Dataset records ->
#####

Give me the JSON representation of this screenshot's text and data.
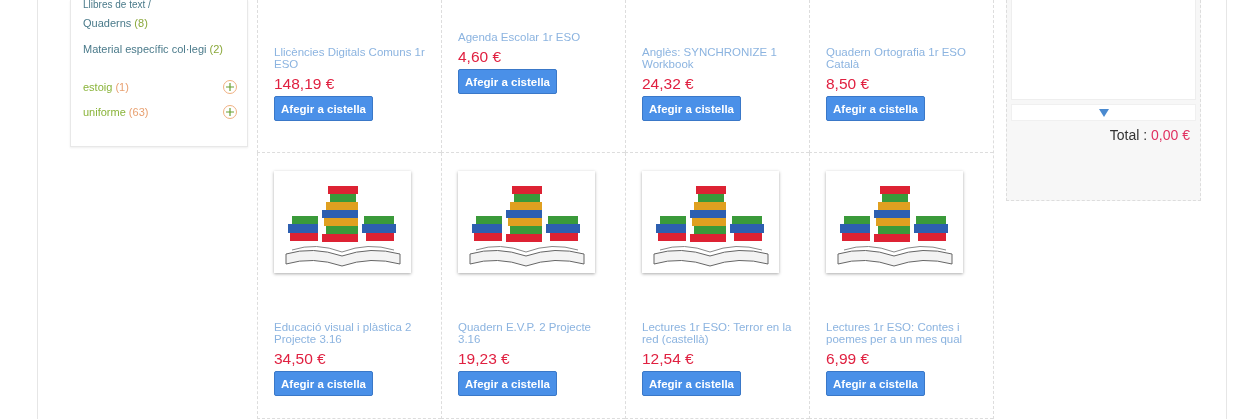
{
  "sidebar": {
    "items": [
      {
        "kind": "link",
        "label": "Llibres de text /"
      },
      {
        "kind": "link",
        "label": "Quaderns",
        "count": "(8)"
      },
      {
        "kind": "link",
        "label": "Material específic col·legi",
        "count": "(2)"
      },
      {
        "kind": "expandable",
        "label": "estoig",
        "count": "(1)",
        "expanded": false
      },
      {
        "kind": "expandable",
        "label": "uniforme",
        "count": "(63)",
        "expanded": false
      }
    ]
  },
  "products": [
    {
      "image": false,
      "title": "Llicències Digitals Comuns 1r ESO",
      "price": "148,19 €",
      "button": "Afegir a cistella"
    },
    {
      "image": false,
      "title": "Agenda Escolar 1r ESO",
      "price": "4,60 €",
      "button": "Afegir a cistella"
    },
    {
      "image": false,
      "title": "Anglès: SYNCHRONIZE 1 Workbook",
      "price": "24,32 €",
      "button": "Afegir a cistella"
    },
    {
      "image": false,
      "title": "Quadern Ortografia 1r ESO Català",
      "price": "8,50 €",
      "button": "Afegir a cistella"
    },
    {
      "image": true,
      "title": "Educació visual i plàstica 2 Projecte 3.16",
      "price": "34,50 €",
      "button": "Afegir a cistella"
    },
    {
      "image": true,
      "title": "Quadern E.V.P. 2 Projecte 3.16",
      "price": "19,23 €",
      "button": "Afegir a cistella"
    },
    {
      "image": true,
      "title": "Lectures 1r ESO: Terror en la red (castellà)",
      "price": "12,54 €",
      "button": "Afegir a cistella"
    },
    {
      "image": true,
      "title": "Lectures 1r ESO: Contes i poemes per a un mes qual",
      "price": "6,99 €",
      "button": "Afegir a cistella"
    }
  ],
  "cart": {
    "total_label": "Total :",
    "total_value": "0,00 €"
  }
}
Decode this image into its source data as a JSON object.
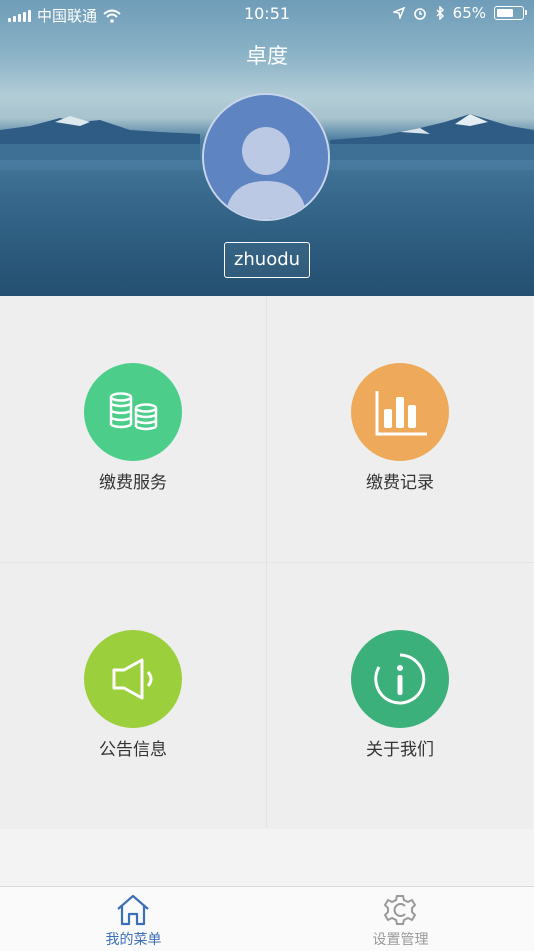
{
  "status_bar": {
    "carrier": "中国联通",
    "time": "10:51",
    "battery_percent": "65%",
    "battery_level": 0.65,
    "icons": [
      "signal-icon",
      "wifi-icon",
      "location-icon",
      "alarm-icon",
      "bluetooth-icon",
      "battery-icon"
    ]
  },
  "header": {
    "title": "卓度",
    "username": "zhuodu",
    "avatar_icon": "user-silhouette-icon"
  },
  "menu": {
    "items": [
      {
        "label": "缴费服务",
        "icon": "coins-icon",
        "color": "#4ccd8a"
      },
      {
        "label": "缴费记录",
        "icon": "bar-chart-icon",
        "color": "#eeaa5a"
      },
      {
        "label": "公告信息",
        "icon": "speaker-icon",
        "color": "#9ccf3c"
      },
      {
        "label": "关于我们",
        "icon": "info-icon",
        "color": "#3cb07a"
      }
    ]
  },
  "tabbar": {
    "tabs": [
      {
        "label": "我的菜单",
        "icon": "home-icon",
        "active": true,
        "color": "#3d6fb6"
      },
      {
        "label": "设置管理",
        "icon": "gear-icon",
        "active": false,
        "color": "#9a9a9a"
      }
    ]
  }
}
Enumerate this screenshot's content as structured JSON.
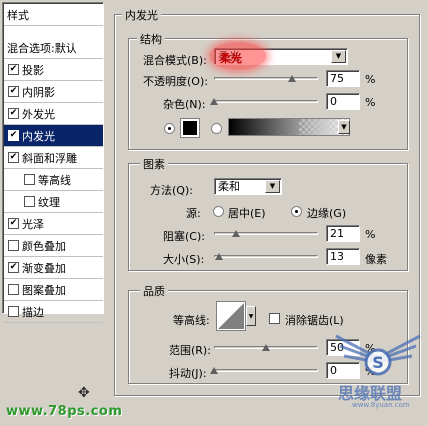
{
  "left_panel": {
    "header_styles": "样式",
    "header_blend": "混合选项:默认",
    "items": [
      {
        "label": "投影",
        "checked": true
      },
      {
        "label": "内阴影",
        "checked": true
      },
      {
        "label": "外发光",
        "checked": true
      },
      {
        "label": "内发光",
        "checked": true,
        "selected": true
      },
      {
        "label": "斜面和浮雕",
        "checked": true
      },
      {
        "label": "等高线",
        "checked": false,
        "sub": true
      },
      {
        "label": "纹理",
        "checked": false,
        "sub": true
      },
      {
        "label": "光泽",
        "checked": true
      },
      {
        "label": "颜色叠加",
        "checked": false
      },
      {
        "label": "渐变叠加",
        "checked": true
      },
      {
        "label": "图案叠加",
        "checked": false
      },
      {
        "label": "描边",
        "checked": false
      }
    ]
  },
  "panel_title": "内发光",
  "structure": {
    "title": "结构",
    "blend_mode_label": "混合模式(B):",
    "blend_mode_value": "柔光",
    "opacity_label": "不透明度(O):",
    "opacity_value": "75",
    "opacity_unit": "%",
    "opacity_level": 0.75,
    "noise_label": "杂色(N):",
    "noise_value": "0",
    "noise_unit": "%",
    "noise_level": 0.0,
    "color_swatch": "#000000"
  },
  "elements": {
    "title": "图素",
    "method_label": "方法(Q):",
    "method_value": "柔和",
    "source_label": "源:",
    "source_center": "居中(E)",
    "source_edge": "边缘(G)",
    "choke_label": "阻塞(C):",
    "choke_value": "21",
    "choke_unit": "%",
    "choke_level": 0.21,
    "size_label": "大小(S):",
    "size_value": "13",
    "size_unit": "像素",
    "size_level": 0.05
  },
  "quality": {
    "title": "品质",
    "contour_label": "等高线:",
    "antialias_label": "消除锯齿(L)",
    "range_label": "范围(R):",
    "range_value": "50",
    "range_unit": "%",
    "range_level": 0.5,
    "jitter_label": "抖动(J):",
    "jitter_value": "0",
    "jitter_unit": "%",
    "jitter_level": 0.0
  },
  "watermarks": {
    "left": "www.78ps.com",
    "right_main": "思缘联盟",
    "right_sub": "www.8yuan.com"
  },
  "colors": {
    "highlight": "#ff3b3b",
    "selected_bg": "#0a246a",
    "watermark_green": "#2e9a2e",
    "watermark_blue": "#4a6fb5"
  }
}
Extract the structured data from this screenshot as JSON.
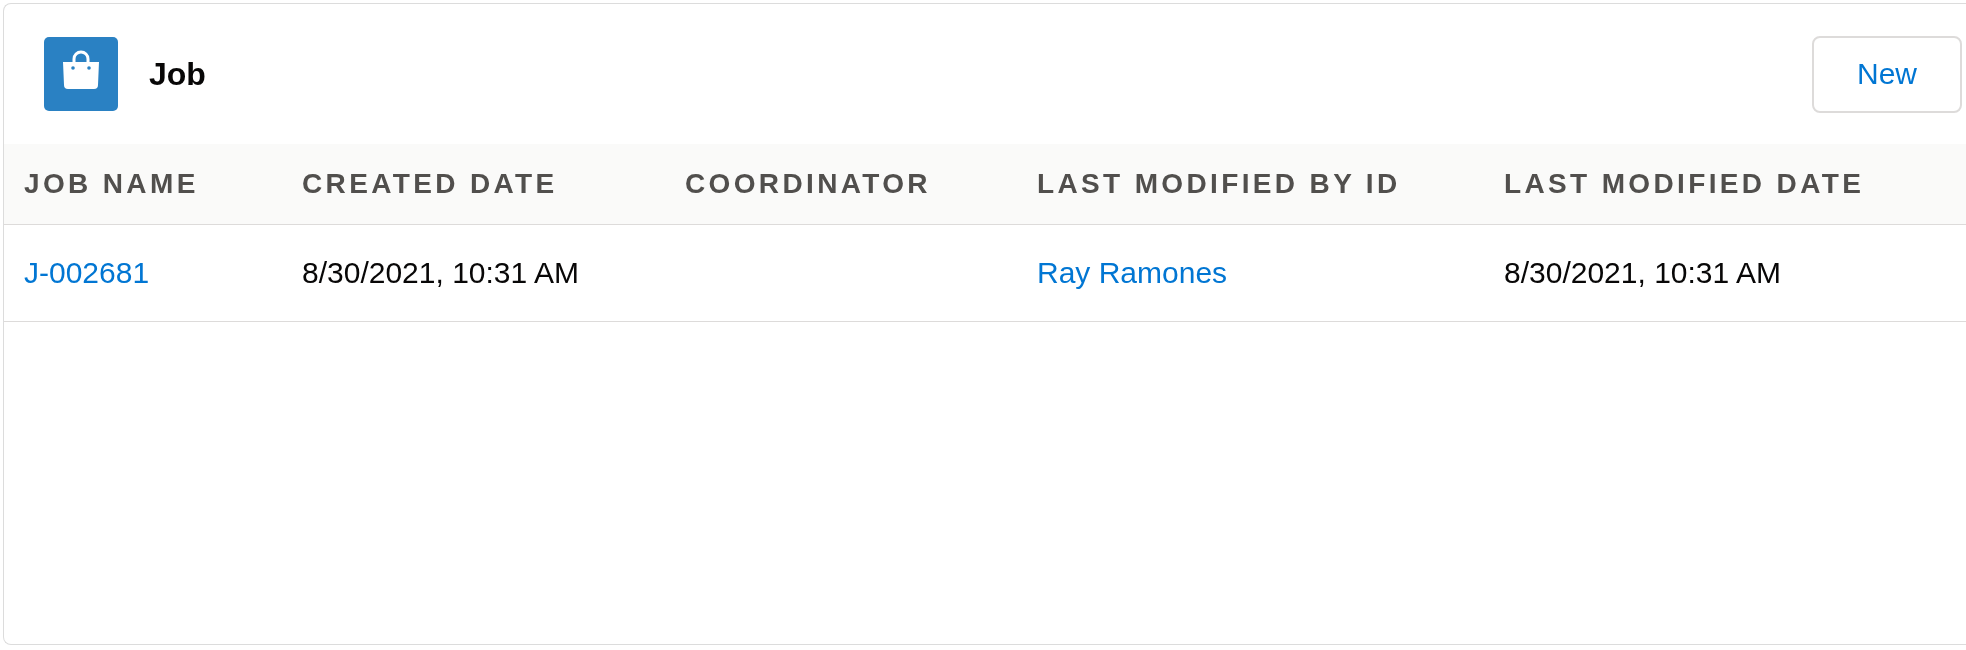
{
  "header": {
    "title": "Job",
    "new_button": "New"
  },
  "table": {
    "columns": [
      "JOB NAME",
      "CREATED DATE",
      "COORDINATOR",
      "LAST MODIFIED BY ID",
      "LAST MODIFIED DATE"
    ],
    "rows": [
      {
        "cells": [
          {
            "kind": "link",
            "text": "J-002681"
          },
          {
            "kind": "text",
            "text": "8/30/2021, 10:31 AM"
          },
          null,
          {
            "kind": "link",
            "text": "Ray Ramones"
          },
          {
            "kind": "text",
            "text": "8/30/2021, 10:31 AM"
          }
        ]
      }
    ]
  }
}
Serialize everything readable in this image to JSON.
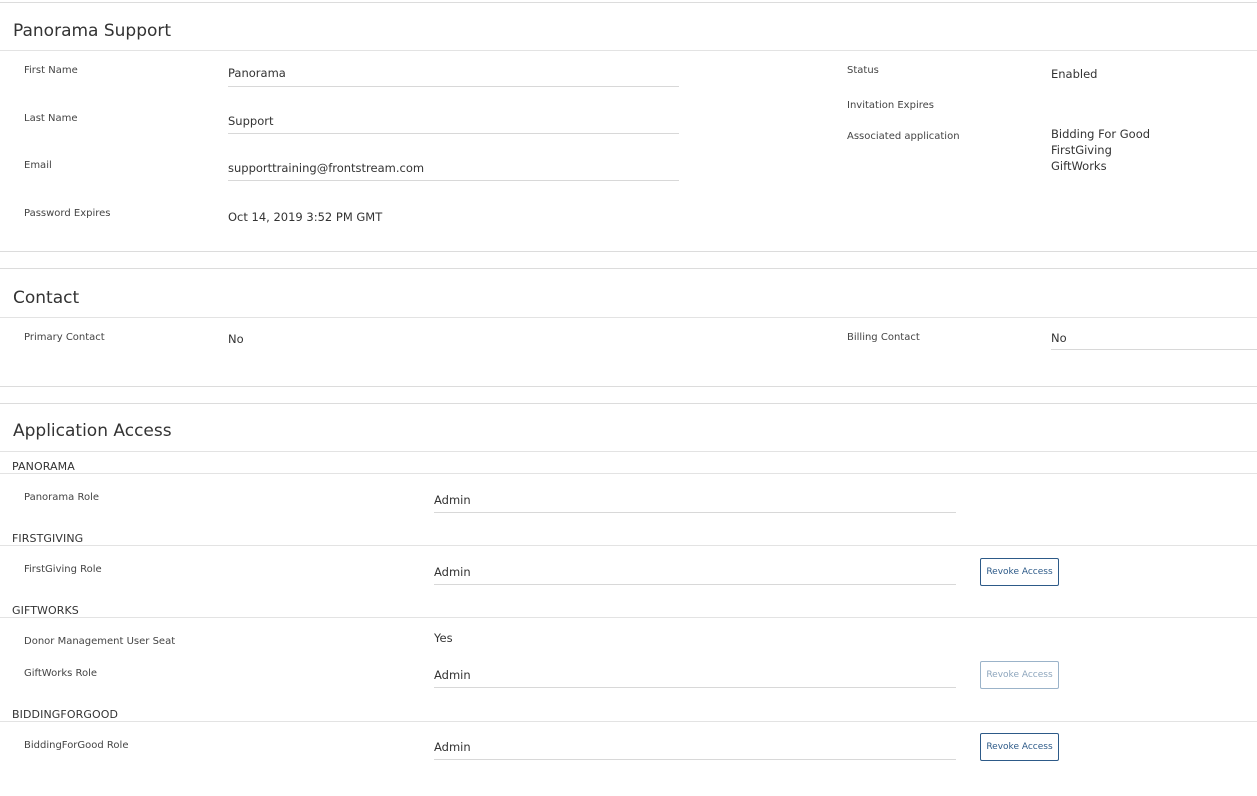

#####

Set task ->
Repeat the records above exactly, omitting every picture.

Result of this task ->
Give me the JSON representation of this screenshot's text and data.
{
  "sidebar": {
    "items": [
      {
        "kind": "link",
        "label": "Llibres de text /"
      },
      {
        "kind": "link",
        "label": "Quaderns",
        "count": "(8)"
      },
      {
        "kind": "link",
        "label": "Material específic col·legi",
        "count": "(2)"
      },
      {
        "kind": "expandable",
        "label": "estoig",
        "count": "(1)",
        "expanded": false
      },
      {
        "kind": "expandable",
        "label": "uniforme",
        "count": "(63)",
        "expanded": false
      }
    ]
  },
  "products": [
    {
      "image": false,
      "title": "Llicències Digitals Comuns 1r ESO",
      "price": "148,19 €",
      "button": "Afegir a cistella"
    },
    {
      "image": false,
      "title": "Agenda Escolar 1r ESO",
      "price": "4,60 €",
      "button": "Afegir a cistella"
    },
    {
      "image": false,
      "title": "Anglès: SYNCHRONIZE 1 Workbook",
      "price": "24,32 €",
      "button": "Afegir a cistella"
    },
    {
      "image": false,
      "title": "Quadern Ortografia 1r ESO Català",
      "price": "8,50 €",
      "button": "Afegir a cistella"
    },
    {
      "image": true,
      "title": "Educació visual i plàstica 2 Projecte 3.16",
      "price": "34,50 €",
      "button": "Afegir a cistella"
    },
    {
      "image": true,
      "title": "Quadern E.V.P. 2 Projecte 3.16",
      "price": "19,23 €",
      "button": "Afegir a cistella"
    },
    {
      "image": true,
      "title": "Lectures 1r ESO: Terror en la red (castellà)",
      "price": "12,54 €",
      "button": "Afegir a cistella"
    },
    {
      "image": true,
      "title": "Lectures 1r ESO: Contes i poemes per a un mes qual",
      "price": "6,99 €",
      "button": "Afegir a cistella"
    }
  ],
  "cart": {
    "total_label": "Total :",
    "total_value": "0,00 €"
  }
}
Decode this image into its source data as a JSON object.
{
  "status_bar": {
    "carrier": "中国联通",
    "time": "10:51",
    "battery_percent": "65%",
    "battery_level": 0.65,
    "icons": [
      "signal-icon",
      "wifi-icon",
      "location-icon",
      "alarm-icon",
      "bluetooth-icon",
      "battery-icon"
    ]
  },
  "header": {
    "title": "卓度",
    "username": "zhuodu",
    "avatar_icon": "user-silhouette-icon"
  },
  "menu": {
    "items": [
      {
        "label": "缴费服务",
        "icon": "coins-icon",
        "color": "#4ccd8a"
      },
      {
        "label": "缴费记录",
        "icon": "bar-chart-icon",
        "color": "#eeaa5a"
      },
      {
        "label": "公告信息",
        "icon": "speaker-icon",
        "color": "#9ccf3c"
      },
      {
        "label": "关于我们",
        "icon": "info-icon",
        "color": "#3cb07a"
      }
    ]
  },
  "tabbar": {
    "tabs": [
      {
        "label": "我的菜单",
        "icon": "home-icon",
        "active": true,
        "color": "#3d6fb6"
      },
      {
        "label": "设置管理",
        "icon": "gear-icon",
        "active": false,
        "color": "#9a9a9a"
      }
    ]
  }
}
Enumerate this screenshot's content as structured JSON.
{
  "left_panel": {
    "header_styles": "样式",
    "header_blend": "混合选项:默认",
    "items": [
      {
        "label": "投影",
        "checked": true
      },
      {
        "label": "内阴影",
        "checked": true
      },
      {
        "label": "外发光",
        "checked": true
      },
      {
        "label": "内发光",
        "checked": true,
        "selected": true
      },
      {
        "label": "斜面和浮雕",
        "checked": true
      },
      {
        "label": "等高线",
        "checked": false,
        "sub": true
      },
      {
        "label": "纹理",
        "checked": false,
        "sub": true
      },
      {
        "label": "光泽",
        "checked": true
      },
      {
        "label": "颜色叠加",
        "checked": false
      },
      {
        "label": "渐变叠加",
        "checked": true
      },
      {
        "label": "图案叠加",
        "checked": false
      },
      {
        "label": "描边",
        "checked": false
      }
    ]
  },
  "panel_title": "内发光",
  "structure": {
    "title": "结构",
    "blend_mode_label": "混合模式(B):",
    "blend_mode_value": "柔光",
    "opacity_label": "不透明度(O):",
    "opacity_value": "75",
    "opacity_unit": "%",
    "opacity_level": 0.75,
    "noise_label": "杂色(N):",
    "noise_value": "0",
    "noise_unit": "%",
    "noise_level": 0.0,
    "color_swatch": "#000000"
  },
  "elements": {
    "title": "图素",
    "method_label": "方法(Q):",
    "method_value": "柔和",
    "source_label": "源:",
    "source_center": "居中(E)",
    "source_edge": "边缘(G)",
    "choke_label": "阻塞(C):",
    "choke_value": "21",
    "choke_unit": "%",
    "choke_level": 0.21,
    "size_label": "大小(S):",
    "size_value": "13",
    "size_unit": "像素",
    "size_level": 0.05
  },
  "quality": {
    "title": "品质",
    "contour_label": "等高线:",
    "antialias_label": "消除锯齿(L)",
    "range_label": "范围(R):",
    "range_value": "50",
    "range_unit": "%",
    "range_level": 0.5,
    "jitter_label": "抖动(J):",
    "jitter_value": "0",
    "jitter_unit": "%",
    "jitter_level": 0.0
  },
  "watermarks": {
    "left": "www.78ps.com",
    "right_main": "思缘联盟",
    "right_sub": "www.8yuan.com"
  },
  "colors": {
    "highlight": "#ff3b3b",
    "selected_bg": "#0a246a",
    "watermark_green": "#2e9a2e",
    "watermark_blue": "#4a6fb5"
  }
}
Extract the structured data from this screenshot as JSON.
{
  "header": {
    "title": "Job",
    "new_button": "New"
  },
  "table": {
    "columns": [
      "JOB NAME",
      "CREATED DATE",
      "COORDINATOR",
      "LAST MODIFIED BY ID",
      "LAST MODIFIED DATE"
    ],
    "rows": [
      {
        "cells": [
          {
            "kind": "link",
            "text": "J-002681"
          },
          {
            "kind": "text",
            "text": "8/30/2021, 10:31 AM"
          },
          null,
          {
            "kind": "link",
            "text": "Ray Ramones"
          },
          {
            "kind": "text",
            "text": "8/30/2021, 10:31 AM"
          }
        ]
      }
    ]
  }
}
Serialize everything readable in this image to JSON.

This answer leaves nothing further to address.